> _What needs to be done_
Locate the word "Riſchariſche" in the material, then show every line that holds it.

> _Entries provided_
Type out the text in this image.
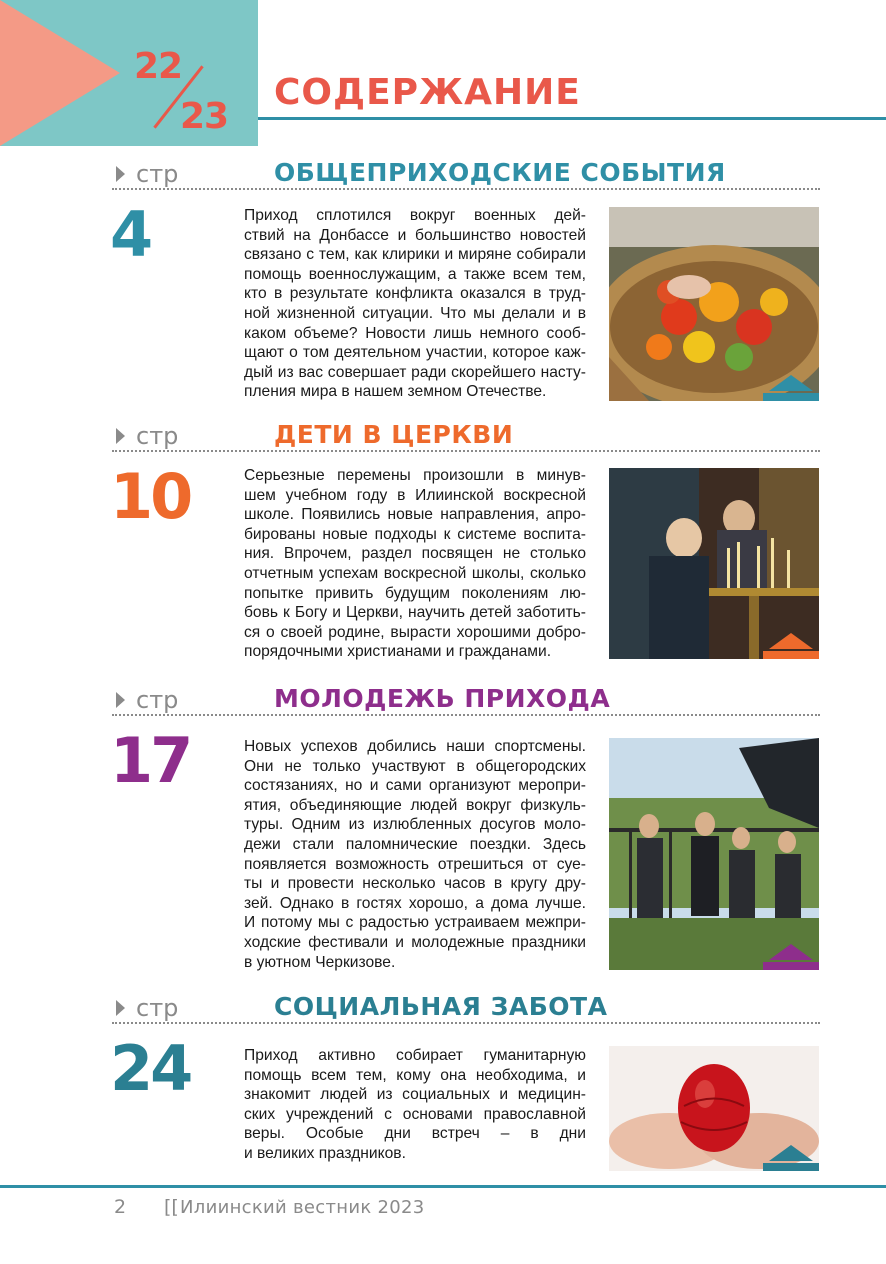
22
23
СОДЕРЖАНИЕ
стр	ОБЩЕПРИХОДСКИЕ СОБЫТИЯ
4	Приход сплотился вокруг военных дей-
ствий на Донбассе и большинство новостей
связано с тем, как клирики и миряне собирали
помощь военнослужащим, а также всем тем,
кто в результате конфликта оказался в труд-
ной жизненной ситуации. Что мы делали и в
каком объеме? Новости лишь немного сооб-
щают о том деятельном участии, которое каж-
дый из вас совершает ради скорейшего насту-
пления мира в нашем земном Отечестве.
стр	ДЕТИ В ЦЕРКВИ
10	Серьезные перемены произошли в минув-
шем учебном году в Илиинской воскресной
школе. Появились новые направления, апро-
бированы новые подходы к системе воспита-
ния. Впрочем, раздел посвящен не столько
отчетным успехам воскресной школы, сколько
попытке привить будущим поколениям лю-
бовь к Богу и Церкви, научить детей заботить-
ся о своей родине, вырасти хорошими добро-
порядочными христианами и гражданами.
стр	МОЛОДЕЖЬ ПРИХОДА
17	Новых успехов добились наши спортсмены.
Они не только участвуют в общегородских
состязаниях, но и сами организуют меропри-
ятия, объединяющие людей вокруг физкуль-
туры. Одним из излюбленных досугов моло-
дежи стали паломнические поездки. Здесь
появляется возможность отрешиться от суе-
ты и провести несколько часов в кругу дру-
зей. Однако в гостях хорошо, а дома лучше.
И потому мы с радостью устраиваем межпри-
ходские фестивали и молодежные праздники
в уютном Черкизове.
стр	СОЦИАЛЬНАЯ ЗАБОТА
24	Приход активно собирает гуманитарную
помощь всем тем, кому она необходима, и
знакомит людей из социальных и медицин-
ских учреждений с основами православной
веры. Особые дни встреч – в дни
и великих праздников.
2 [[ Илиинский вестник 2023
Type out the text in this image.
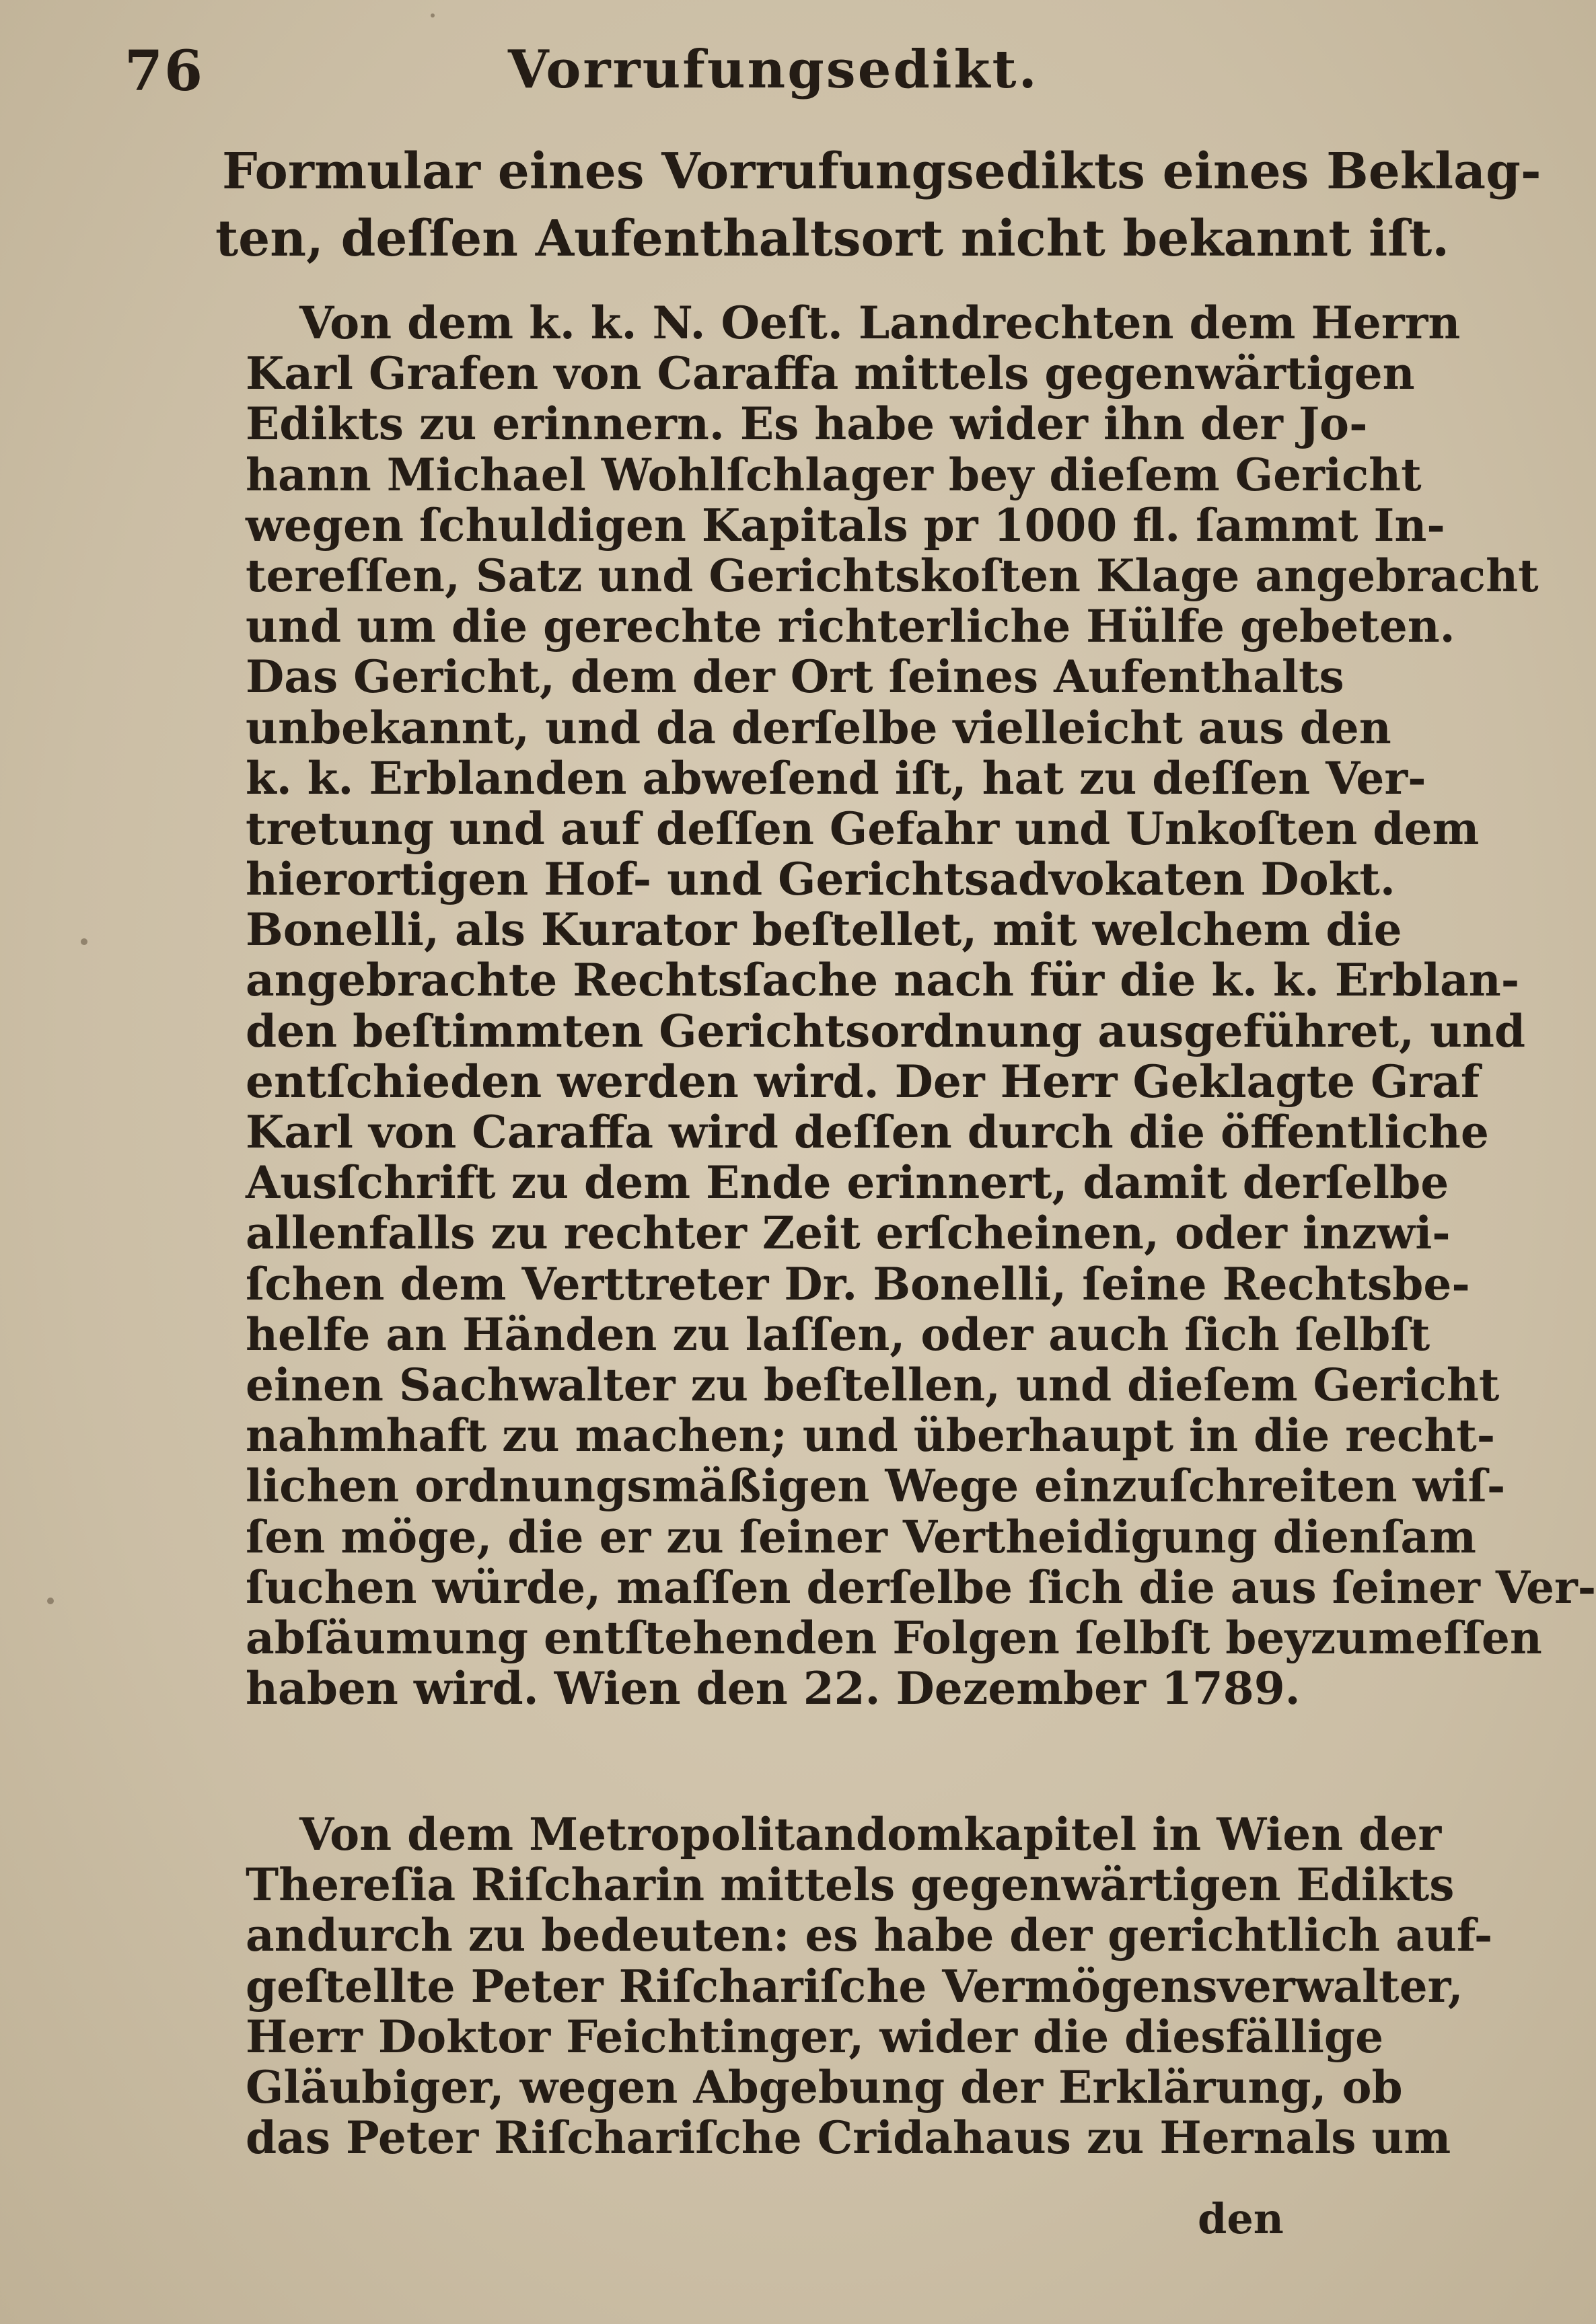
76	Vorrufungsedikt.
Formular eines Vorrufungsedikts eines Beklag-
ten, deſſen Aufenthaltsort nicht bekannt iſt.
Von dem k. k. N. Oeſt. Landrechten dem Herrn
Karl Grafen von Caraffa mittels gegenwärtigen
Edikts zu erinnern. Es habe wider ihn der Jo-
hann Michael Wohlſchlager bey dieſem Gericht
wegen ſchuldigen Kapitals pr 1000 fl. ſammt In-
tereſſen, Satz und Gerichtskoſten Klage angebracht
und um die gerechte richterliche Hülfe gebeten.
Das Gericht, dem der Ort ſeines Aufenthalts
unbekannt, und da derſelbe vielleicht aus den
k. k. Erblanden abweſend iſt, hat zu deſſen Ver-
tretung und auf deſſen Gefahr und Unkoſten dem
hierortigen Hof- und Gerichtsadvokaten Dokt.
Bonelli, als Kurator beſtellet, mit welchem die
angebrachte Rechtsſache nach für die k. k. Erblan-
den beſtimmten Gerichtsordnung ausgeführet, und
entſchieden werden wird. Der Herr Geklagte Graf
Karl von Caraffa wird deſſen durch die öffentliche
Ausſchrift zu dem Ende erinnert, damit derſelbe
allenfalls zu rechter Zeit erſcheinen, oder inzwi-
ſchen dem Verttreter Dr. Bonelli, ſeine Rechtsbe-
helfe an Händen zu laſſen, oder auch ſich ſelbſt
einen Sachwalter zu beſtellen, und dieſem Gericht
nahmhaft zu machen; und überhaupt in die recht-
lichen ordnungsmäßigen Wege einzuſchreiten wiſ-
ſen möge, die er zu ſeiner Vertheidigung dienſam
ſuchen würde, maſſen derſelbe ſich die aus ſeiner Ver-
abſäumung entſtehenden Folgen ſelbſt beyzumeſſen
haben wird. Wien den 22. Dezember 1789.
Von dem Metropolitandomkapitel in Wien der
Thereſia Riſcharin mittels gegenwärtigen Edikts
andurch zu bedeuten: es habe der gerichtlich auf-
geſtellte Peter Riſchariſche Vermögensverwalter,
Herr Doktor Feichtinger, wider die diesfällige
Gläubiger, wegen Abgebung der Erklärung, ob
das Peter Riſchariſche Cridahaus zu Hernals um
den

> _Problem solution_
geſtellte Peter Riſchariſche Vermögensverwalter,
das Peter Riſchariſche Cridahaus zu Hernals um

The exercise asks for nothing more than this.